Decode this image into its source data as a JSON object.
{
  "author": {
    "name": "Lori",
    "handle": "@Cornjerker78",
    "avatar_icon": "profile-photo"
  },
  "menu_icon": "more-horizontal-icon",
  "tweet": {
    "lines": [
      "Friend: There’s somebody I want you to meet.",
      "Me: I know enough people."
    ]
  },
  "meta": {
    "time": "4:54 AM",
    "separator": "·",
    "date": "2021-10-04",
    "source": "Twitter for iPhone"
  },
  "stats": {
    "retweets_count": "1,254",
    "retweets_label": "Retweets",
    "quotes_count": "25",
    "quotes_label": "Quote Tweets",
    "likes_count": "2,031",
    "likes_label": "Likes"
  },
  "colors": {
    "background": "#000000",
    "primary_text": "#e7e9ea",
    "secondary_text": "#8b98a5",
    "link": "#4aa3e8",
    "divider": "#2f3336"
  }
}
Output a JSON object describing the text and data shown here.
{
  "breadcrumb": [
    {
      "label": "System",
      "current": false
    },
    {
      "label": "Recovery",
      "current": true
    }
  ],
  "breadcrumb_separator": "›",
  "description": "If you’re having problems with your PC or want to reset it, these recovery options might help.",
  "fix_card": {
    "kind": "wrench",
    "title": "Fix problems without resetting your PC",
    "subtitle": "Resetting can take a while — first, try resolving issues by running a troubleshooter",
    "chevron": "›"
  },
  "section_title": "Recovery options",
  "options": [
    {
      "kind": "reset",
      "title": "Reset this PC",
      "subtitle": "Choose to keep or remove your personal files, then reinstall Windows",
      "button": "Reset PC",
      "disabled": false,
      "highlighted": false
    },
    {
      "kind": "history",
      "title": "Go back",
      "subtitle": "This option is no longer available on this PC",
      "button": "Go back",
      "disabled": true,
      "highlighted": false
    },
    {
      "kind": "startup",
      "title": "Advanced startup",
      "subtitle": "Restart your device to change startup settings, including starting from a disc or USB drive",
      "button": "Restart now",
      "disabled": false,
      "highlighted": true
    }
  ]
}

◇ ◇ ◇

## Direction
Reproduce the listing in full. Keep it exactly as written.

## Exercise output
Decode this image into its source data as a JSON object.
{
  "author": {
    "name": "Lori",
    "handle": "@Cornjerker78",
    "avatar_icon": "profile-photo"
  },
  "menu_icon": "more-horizontal-icon",
  "tweet": {
    "lines": [
      "Friend: There’s somebody I want you to meet.",
      "Me: I know enough people."
    ]
  },
  "meta": {
    "time": "4:54 AM",
    "separator": "·",
    "date": "2021-10-04",
    "source": "Twitter for iPhone"
  },
  "stats": {
    "retweets_count": "1,254",
    "retweets_label": "Retweets",
    "quotes_count": "25",
    "quotes_label": "Quote Tweets",
    "likes_count": "2,031",
    "likes_label": "Likes"
  },
  "colors": {
    "background": "#000000",
    "primary_text": "#e7e9ea",
    "secondary_text": "#8b98a5",
    "link": "#4aa3e8",
    "divider": "#2f3336"
  }
}
Output a JSON object describing the text and data shown here.
{
  "breadcrumb": [
    {
      "label": "System",
      "current": false
    },
    {
      "label": "Recovery",
      "current": true
    }
  ],
  "breadcrumb_separator": "›",
  "description": "If you’re having problems with your PC or want to reset it, these recovery options might help.",
  "fix_card": {
    "kind": "wrench",
    "title": "Fix problems without resetting your PC",
    "subtitle": "Resetting can take a while — first, try resolving issues by running a troubleshooter",
    "chevron": "›"
  },
  "section_title": "Recovery options",
  "options": [
    {
      "kind": "reset",
      "title": "Reset this PC",
      "subtitle": "Choose to keep or remove your personal files, then reinstall Windows",
      "button": "Reset PC",
      "disabled": false,
      "highlighted": false
    },
    {
      "kind": "history",
      "title": "Go back",
      "subtitle": "This option is no longer available on this PC",
      "button": "Go back",
      "disabled": true,
      "highlighted": false
    },
    {
      "kind": "startup",
      "title": "Advanced startup",
      "subtitle": "Restart your device to change startup settings, including starting from a disc or USB drive",
      "button": "Restart now",
      "disabled": false,
      "highlighted": true
    }
  ]
}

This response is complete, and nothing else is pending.